**Set task**
Work out how many lines of the listing hold "Information", then state only that count.

(Raw records)
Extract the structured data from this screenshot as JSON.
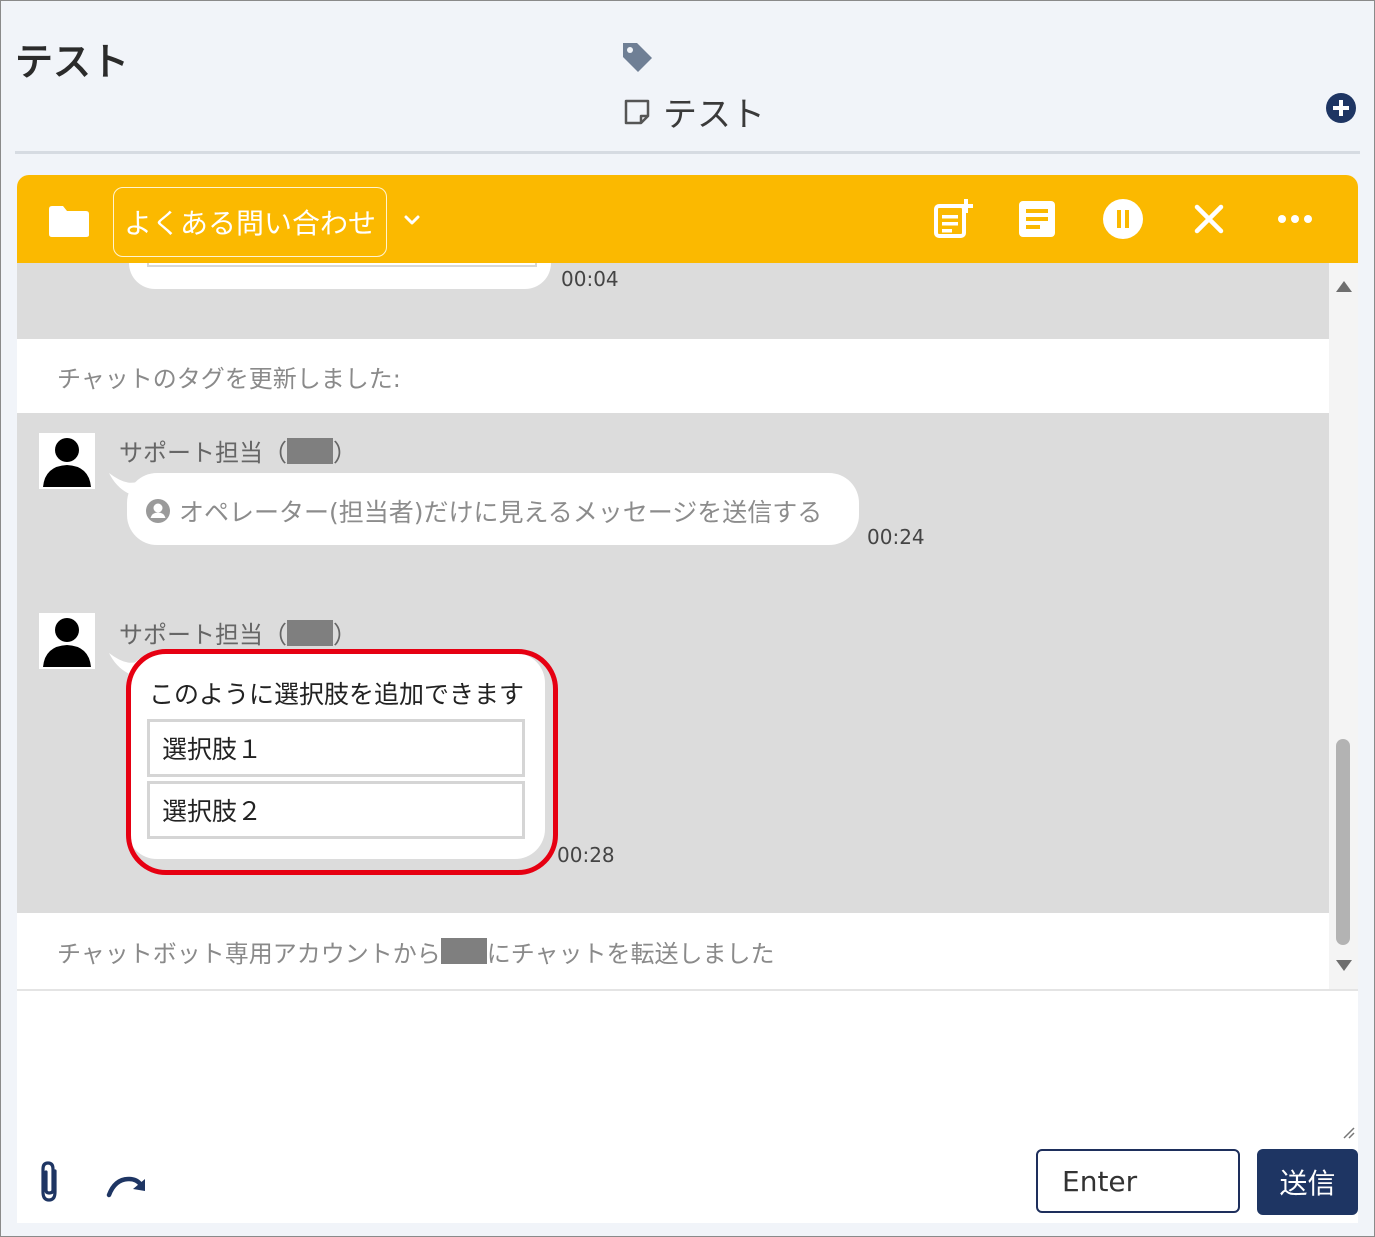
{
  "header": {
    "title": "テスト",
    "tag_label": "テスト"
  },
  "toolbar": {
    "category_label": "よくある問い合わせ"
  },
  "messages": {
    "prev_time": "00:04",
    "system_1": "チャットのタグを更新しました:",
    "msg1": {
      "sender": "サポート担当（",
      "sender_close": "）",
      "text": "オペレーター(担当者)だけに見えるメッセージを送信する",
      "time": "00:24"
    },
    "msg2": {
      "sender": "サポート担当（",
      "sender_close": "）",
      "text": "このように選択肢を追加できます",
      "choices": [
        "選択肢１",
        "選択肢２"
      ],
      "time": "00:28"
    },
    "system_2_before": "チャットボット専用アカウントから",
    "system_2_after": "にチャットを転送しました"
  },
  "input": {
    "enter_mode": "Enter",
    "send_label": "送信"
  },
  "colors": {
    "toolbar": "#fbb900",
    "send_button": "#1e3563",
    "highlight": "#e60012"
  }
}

--

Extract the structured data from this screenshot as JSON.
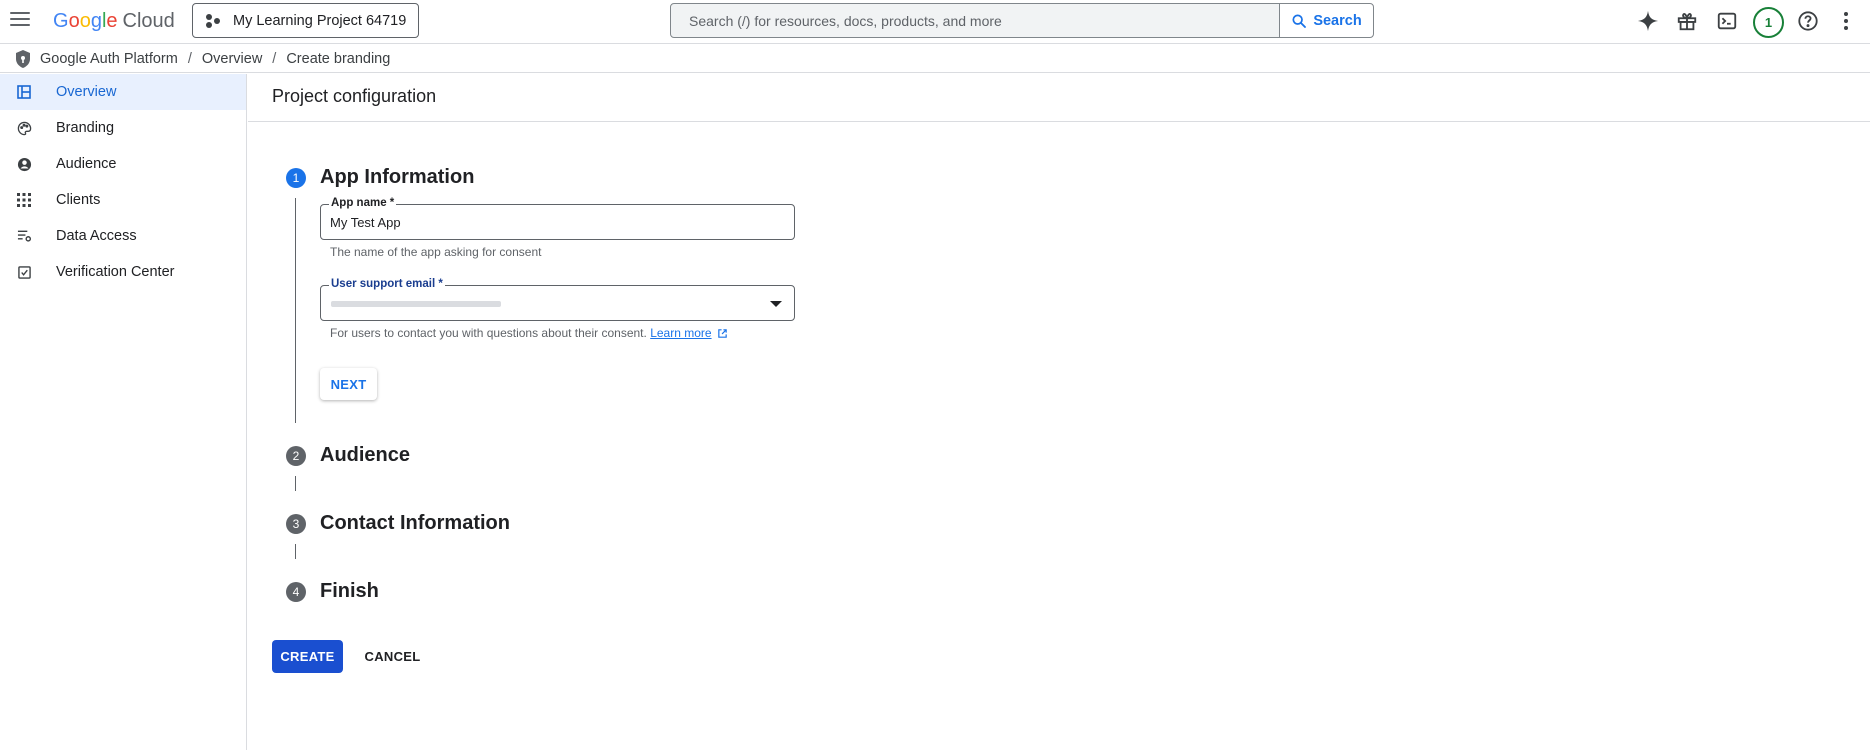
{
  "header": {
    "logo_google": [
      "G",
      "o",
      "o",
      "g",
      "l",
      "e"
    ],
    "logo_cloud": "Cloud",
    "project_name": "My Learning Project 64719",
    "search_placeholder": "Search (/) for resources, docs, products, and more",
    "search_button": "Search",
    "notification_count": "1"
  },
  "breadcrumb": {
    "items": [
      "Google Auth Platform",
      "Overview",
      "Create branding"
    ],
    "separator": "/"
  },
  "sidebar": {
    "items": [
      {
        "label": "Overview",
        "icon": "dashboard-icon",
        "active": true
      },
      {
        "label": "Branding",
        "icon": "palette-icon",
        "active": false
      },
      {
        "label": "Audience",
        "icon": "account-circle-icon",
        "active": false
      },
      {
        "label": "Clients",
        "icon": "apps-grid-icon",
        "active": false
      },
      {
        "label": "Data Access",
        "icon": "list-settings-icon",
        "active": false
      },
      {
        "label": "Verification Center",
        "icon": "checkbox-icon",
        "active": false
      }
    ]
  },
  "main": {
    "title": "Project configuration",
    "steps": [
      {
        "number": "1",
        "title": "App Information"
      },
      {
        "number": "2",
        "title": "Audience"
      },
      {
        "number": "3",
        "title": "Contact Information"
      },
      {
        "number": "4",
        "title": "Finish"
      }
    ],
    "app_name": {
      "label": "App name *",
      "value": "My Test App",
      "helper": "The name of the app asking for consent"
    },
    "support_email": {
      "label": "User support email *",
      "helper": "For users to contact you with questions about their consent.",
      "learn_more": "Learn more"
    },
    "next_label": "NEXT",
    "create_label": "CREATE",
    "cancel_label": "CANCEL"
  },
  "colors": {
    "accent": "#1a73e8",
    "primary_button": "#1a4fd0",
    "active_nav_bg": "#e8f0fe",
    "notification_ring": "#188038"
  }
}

**Result**
2